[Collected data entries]
>>>>

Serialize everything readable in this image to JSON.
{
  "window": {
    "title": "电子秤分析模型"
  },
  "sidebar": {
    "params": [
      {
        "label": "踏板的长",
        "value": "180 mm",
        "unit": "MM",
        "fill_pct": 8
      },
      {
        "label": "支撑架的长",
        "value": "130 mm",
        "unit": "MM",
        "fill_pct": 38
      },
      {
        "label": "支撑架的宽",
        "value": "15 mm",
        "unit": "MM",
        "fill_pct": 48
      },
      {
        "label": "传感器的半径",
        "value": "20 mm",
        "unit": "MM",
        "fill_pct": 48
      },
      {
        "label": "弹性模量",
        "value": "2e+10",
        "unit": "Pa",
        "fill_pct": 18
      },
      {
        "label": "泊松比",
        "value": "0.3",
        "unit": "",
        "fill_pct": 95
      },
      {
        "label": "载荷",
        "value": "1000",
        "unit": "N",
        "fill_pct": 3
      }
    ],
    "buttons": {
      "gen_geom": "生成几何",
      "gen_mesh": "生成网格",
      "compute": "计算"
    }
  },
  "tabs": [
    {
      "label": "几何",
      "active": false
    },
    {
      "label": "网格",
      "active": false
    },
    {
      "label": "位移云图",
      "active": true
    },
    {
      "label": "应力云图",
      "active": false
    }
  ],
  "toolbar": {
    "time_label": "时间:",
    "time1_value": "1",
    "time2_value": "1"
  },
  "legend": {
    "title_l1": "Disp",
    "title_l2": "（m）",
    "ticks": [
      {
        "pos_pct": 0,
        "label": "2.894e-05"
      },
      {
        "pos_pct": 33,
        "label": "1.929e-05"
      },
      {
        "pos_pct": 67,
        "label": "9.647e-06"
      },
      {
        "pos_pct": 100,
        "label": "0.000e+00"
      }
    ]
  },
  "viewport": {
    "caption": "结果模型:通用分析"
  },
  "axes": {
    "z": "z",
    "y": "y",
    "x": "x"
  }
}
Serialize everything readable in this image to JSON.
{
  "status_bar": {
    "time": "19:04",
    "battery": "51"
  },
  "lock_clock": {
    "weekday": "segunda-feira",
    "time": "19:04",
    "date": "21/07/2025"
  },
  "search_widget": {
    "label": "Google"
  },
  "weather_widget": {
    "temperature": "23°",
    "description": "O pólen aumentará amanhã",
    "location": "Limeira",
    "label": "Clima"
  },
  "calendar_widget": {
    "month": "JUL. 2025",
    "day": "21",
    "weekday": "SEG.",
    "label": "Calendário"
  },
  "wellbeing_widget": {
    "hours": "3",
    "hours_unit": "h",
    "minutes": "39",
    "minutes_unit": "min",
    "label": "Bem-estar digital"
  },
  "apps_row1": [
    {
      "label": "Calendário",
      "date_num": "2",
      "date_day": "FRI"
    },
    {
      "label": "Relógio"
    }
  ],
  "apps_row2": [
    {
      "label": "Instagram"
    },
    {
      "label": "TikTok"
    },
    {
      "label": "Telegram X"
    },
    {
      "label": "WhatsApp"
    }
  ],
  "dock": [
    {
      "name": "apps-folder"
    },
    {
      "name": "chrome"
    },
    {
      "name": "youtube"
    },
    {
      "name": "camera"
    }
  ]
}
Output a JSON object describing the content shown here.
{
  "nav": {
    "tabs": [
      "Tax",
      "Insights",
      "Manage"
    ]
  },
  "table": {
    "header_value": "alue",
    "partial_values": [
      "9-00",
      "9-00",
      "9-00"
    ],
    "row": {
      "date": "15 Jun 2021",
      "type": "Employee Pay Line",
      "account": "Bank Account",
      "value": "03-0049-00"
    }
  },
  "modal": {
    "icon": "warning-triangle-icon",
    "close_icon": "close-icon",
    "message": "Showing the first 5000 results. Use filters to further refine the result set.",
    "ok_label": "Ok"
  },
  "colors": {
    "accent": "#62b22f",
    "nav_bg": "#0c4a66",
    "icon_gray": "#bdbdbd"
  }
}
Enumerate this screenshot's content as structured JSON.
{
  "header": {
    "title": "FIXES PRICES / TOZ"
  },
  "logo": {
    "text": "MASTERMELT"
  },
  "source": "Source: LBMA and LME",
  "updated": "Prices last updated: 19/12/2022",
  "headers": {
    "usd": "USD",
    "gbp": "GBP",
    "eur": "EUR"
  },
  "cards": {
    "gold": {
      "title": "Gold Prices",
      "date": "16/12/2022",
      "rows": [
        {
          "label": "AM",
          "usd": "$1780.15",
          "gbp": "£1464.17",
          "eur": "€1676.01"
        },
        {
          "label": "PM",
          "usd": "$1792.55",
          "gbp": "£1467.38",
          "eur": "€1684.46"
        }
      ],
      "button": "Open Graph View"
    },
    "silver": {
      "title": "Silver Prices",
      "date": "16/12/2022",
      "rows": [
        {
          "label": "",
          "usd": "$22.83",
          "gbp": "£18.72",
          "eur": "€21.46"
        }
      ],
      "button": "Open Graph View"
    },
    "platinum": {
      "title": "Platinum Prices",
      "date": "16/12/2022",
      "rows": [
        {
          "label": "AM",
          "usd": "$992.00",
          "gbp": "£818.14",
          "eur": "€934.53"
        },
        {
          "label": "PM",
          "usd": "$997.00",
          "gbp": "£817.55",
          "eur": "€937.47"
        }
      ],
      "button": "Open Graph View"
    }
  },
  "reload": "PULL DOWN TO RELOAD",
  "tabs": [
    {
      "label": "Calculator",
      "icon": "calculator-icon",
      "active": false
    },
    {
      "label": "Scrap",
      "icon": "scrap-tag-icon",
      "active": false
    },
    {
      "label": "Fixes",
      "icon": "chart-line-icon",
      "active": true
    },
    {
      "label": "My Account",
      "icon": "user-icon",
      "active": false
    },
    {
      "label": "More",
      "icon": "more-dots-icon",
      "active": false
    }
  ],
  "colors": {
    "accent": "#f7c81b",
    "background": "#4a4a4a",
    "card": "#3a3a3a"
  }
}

<<<<

Across the material above, how many lines include the string "Calendário"? Only the number is wanted.

> Full solution: 2